• **Exercise set**:
**1)** From the MySQL gap-finding question, list every value in the unit column of the table.
**2)** Please carry the MySQL gap-finding question forward from its last line.

• **Excerpted text**:

0

Update 2: I have resolved the two initial problems. But another one popped out when I made the changes suggested (scroll to "UPDATE").

I use MySQL 5.7. Update: now migrated to MySQL 8.0

I have this table:

+------+
| unit |
+------+
| 1000 |
| 1040 |
| 1555 |
| 1600 |
| 3020 |
| 7000 |
+------+

And I use the following stored procedure to find gaps between the ranges. It is useful, because it has good performance and stops when the size of the gap is the minimum we desired:

CREATE DEFINER=`development`@`%` PROCEDURE `stack_overflow_question`(req_range_start VARCHAR(32), IN req_range_end VARCHAR(32), IN req_quantity INT(11))
BEGIN
    SET @range_start = req_range_start;
    SET @range_end = req_range_end;
    SET @demanded_quantity = req_quantity;  # Implementation for calculation of gap size.
    SET @quantity_aggregated = 0;  # Implementation for calculation of gap size.

• **Supplied data**:
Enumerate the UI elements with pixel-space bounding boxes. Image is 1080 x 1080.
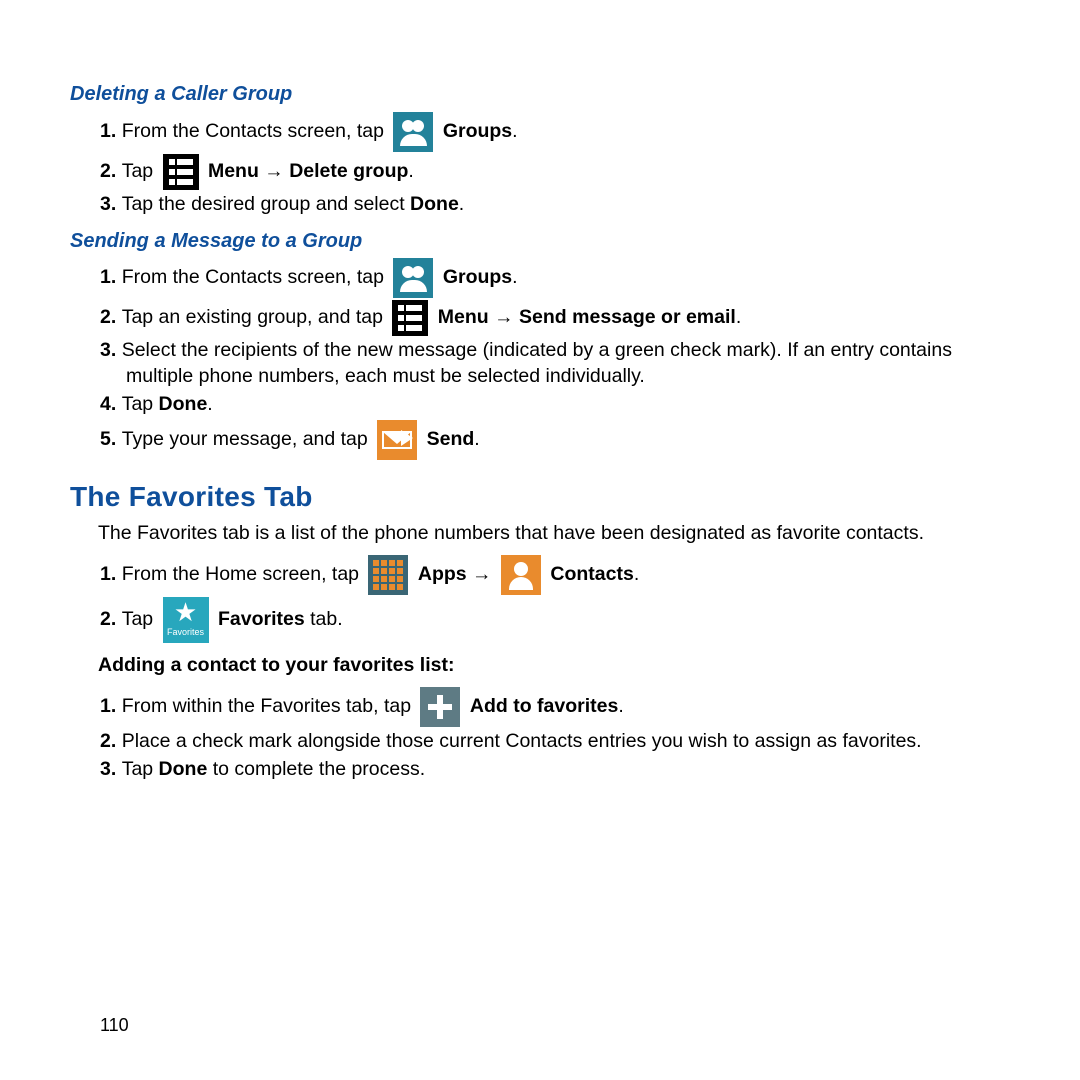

• **The answers**:
**1)** 1000, 1040, 1555, 1600, 3020, 7000

**2)**
    SELECT
        interval_start,
        interval_end,
        @quantity := interval_end - interval_start + 1 AS quantity,
        @quantity_aggregated := @quantity_aggregated + @quantity AS quantity_aggregated
    FROM (
        SELECT
            @interval_start := @rownum := @rownum + 1 AS interval_start,
            @interval_end := IF (@rownum = unit, 0, @rownum := IF ((unit <= @range_end), unit, @range_end + 1)) - 1 AS interval_end
        FROM (
            SELECT @rownum := (SELECT MIN(@range_start - 1) FROM item)
        ) AS a
        JOIN item
        ORDER BY unit
    ) AS z
    WHERE NOT interval_end <= 0 AND interval_start <= @range_end
    HAVING @quantity_aggregated <= @demanded_quantity; # This makes the query stop when we have reached the desired size of gap.
END

We have three scenarios: one successful and the other troublesome.

Successful example:

call inventory.stack_overflow_question('1000', '8000', 100); # Works well, we requested 100 and it stopped at the minimum required amount.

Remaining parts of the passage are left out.